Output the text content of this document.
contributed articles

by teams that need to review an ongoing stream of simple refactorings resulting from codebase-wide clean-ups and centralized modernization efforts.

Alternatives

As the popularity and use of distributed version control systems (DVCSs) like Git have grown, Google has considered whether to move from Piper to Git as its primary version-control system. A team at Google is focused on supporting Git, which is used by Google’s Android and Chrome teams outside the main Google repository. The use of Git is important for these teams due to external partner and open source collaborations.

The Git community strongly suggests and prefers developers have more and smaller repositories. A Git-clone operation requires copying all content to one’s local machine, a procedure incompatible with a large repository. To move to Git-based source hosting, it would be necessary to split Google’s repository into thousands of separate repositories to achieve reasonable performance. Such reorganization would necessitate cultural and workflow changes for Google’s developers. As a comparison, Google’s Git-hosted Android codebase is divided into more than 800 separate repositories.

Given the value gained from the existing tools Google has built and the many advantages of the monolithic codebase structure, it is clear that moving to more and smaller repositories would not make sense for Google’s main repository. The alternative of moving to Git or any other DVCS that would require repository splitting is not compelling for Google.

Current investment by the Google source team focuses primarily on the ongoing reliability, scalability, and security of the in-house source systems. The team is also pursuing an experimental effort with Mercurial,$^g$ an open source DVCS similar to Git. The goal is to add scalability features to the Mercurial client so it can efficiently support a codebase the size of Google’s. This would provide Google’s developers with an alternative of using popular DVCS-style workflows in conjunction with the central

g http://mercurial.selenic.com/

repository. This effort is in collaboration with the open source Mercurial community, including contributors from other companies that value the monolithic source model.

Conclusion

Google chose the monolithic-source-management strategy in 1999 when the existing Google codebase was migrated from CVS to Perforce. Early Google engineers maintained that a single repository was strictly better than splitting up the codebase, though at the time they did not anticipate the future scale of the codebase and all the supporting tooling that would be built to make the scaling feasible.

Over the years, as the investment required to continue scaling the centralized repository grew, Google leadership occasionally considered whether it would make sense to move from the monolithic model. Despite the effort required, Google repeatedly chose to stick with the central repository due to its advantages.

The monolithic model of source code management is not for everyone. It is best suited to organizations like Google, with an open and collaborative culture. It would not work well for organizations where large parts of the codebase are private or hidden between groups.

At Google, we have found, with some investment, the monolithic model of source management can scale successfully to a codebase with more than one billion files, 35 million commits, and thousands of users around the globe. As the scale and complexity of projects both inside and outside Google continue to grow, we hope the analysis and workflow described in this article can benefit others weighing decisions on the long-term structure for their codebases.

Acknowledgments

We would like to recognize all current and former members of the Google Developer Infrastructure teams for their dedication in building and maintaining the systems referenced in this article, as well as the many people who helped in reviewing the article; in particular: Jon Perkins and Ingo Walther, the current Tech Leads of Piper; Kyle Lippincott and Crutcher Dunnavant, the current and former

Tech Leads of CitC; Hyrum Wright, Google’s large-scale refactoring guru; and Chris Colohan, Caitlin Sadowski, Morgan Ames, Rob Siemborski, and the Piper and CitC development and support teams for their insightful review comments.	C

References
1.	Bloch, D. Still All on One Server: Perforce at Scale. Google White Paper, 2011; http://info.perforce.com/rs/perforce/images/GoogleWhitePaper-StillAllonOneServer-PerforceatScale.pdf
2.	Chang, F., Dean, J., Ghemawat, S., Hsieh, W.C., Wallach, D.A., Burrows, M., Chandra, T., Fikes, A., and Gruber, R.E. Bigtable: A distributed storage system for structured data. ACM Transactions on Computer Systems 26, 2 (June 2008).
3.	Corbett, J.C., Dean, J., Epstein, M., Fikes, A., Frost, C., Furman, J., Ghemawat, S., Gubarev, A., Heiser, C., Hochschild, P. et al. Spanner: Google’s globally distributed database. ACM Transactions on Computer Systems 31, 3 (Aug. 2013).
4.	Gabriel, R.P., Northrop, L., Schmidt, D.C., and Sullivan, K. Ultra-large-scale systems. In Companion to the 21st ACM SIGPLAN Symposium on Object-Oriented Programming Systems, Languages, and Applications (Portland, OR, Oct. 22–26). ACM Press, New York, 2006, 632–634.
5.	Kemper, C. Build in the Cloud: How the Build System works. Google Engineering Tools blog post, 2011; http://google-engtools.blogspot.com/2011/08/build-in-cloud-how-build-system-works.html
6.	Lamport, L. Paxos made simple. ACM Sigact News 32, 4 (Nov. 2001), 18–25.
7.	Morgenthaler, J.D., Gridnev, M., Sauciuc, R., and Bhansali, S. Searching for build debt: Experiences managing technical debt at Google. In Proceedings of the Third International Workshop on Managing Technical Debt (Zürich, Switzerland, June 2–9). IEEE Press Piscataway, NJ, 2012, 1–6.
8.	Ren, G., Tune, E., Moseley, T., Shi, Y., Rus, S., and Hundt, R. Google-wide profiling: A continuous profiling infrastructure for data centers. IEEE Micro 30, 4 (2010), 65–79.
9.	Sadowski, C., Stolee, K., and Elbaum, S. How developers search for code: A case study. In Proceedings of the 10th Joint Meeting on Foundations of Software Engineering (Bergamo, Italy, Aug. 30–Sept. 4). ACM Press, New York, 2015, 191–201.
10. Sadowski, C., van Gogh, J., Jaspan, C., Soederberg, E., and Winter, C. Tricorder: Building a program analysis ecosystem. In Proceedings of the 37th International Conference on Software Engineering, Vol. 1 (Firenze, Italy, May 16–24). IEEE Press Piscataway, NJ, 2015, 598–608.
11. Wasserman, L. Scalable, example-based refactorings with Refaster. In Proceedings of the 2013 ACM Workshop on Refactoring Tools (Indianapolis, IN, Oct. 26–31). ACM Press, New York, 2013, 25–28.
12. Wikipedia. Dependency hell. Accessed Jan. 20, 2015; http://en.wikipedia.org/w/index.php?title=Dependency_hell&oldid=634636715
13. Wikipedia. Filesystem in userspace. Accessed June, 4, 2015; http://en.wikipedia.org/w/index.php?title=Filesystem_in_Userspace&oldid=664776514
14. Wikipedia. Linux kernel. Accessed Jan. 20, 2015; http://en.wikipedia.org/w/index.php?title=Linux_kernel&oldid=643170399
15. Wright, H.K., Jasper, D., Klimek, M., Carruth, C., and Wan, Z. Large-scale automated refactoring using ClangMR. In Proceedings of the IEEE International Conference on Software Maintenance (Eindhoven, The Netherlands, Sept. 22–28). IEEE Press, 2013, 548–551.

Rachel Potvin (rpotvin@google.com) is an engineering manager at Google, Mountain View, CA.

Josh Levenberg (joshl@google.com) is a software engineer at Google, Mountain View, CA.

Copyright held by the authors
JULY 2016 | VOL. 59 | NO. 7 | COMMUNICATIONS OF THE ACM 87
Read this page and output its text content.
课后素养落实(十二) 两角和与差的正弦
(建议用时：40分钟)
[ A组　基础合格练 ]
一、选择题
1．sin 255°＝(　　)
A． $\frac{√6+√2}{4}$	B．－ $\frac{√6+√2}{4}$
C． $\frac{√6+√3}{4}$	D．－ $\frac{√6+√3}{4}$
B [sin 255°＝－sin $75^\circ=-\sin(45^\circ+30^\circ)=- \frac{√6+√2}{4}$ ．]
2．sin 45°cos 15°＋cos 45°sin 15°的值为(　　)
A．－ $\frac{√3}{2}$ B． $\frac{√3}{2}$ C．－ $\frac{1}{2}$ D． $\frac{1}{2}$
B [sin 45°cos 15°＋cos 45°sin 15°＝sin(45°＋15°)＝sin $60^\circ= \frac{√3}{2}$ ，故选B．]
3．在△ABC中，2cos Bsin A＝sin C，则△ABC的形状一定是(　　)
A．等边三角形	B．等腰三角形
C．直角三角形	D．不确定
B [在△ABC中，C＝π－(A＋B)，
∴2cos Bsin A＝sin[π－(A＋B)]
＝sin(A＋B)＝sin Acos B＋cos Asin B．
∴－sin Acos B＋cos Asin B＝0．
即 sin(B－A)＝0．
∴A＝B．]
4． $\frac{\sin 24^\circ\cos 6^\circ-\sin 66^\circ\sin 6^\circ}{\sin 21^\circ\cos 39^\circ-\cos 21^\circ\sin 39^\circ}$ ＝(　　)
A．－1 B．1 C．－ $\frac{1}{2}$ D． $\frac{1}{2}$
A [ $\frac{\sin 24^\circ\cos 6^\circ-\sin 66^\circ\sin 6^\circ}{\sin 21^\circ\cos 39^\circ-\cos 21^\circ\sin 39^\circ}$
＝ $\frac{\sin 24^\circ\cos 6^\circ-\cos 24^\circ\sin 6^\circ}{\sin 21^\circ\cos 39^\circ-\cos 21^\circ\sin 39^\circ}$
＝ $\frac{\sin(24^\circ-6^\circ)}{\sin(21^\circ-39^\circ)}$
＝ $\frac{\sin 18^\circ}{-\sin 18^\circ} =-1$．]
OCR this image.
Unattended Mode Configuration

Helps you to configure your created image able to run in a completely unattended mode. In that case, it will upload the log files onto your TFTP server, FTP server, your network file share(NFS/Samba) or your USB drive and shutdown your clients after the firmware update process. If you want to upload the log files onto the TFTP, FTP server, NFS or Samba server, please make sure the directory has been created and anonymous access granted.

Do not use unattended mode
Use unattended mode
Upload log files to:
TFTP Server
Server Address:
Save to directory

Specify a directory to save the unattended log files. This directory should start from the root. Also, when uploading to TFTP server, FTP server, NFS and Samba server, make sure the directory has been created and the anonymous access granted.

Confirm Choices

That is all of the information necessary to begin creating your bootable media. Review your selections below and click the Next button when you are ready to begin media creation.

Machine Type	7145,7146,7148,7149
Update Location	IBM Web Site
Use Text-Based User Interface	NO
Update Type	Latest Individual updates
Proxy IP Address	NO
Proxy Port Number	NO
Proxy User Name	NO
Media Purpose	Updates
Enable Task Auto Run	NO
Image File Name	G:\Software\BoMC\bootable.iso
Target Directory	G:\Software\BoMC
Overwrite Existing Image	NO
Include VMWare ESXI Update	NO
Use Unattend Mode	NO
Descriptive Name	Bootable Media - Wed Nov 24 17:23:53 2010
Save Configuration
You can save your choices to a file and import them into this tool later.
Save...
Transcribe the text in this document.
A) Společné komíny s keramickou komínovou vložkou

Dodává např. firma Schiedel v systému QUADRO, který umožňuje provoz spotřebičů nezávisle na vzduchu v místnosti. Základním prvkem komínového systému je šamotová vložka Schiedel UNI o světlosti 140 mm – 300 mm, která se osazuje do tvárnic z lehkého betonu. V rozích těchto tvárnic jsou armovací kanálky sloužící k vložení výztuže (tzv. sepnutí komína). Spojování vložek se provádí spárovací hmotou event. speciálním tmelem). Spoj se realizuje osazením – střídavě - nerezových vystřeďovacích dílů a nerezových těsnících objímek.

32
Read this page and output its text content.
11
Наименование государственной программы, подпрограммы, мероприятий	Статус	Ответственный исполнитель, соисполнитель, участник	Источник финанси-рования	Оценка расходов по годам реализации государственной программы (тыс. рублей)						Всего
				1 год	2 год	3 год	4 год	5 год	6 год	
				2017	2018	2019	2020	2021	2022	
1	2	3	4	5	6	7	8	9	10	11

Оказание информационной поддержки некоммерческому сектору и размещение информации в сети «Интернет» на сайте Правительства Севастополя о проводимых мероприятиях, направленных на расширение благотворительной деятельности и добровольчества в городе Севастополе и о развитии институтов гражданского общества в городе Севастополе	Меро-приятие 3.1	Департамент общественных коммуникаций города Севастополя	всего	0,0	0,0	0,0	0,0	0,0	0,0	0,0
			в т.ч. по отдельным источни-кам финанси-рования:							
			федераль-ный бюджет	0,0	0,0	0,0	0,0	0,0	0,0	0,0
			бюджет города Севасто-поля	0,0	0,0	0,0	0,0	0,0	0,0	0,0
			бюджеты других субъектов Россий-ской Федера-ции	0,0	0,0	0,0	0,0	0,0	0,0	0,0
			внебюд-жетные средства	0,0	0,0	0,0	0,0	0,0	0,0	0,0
##########
> _Direction_: Copy out all lines that carry the word "Piscataway".

> _Task output_:
7.	Morgenthaler, J.D., Gridnev, M., Sauciuc, R., and Bhansali, S. Searching for build debt: Experiences managing technical debt at Google. In Proceedings of the Third International Workshop on Managing Technical Debt (Zürich, Switzerland, June 2–9). IEEE Press Piscataway, NJ, 2012, 1–6.
10. Sadowski, C., van Gogh, J., Jaspan, C., Soederberg, E., and Winter, C. Tricorder: Building a program analysis ecosystem. In Proceedings of the 37th International Conference on Software Engineering, Vol. 1 (Firenze, Italy, May 16–24). IEEE Press Piscataway, NJ, 2015, 598–608.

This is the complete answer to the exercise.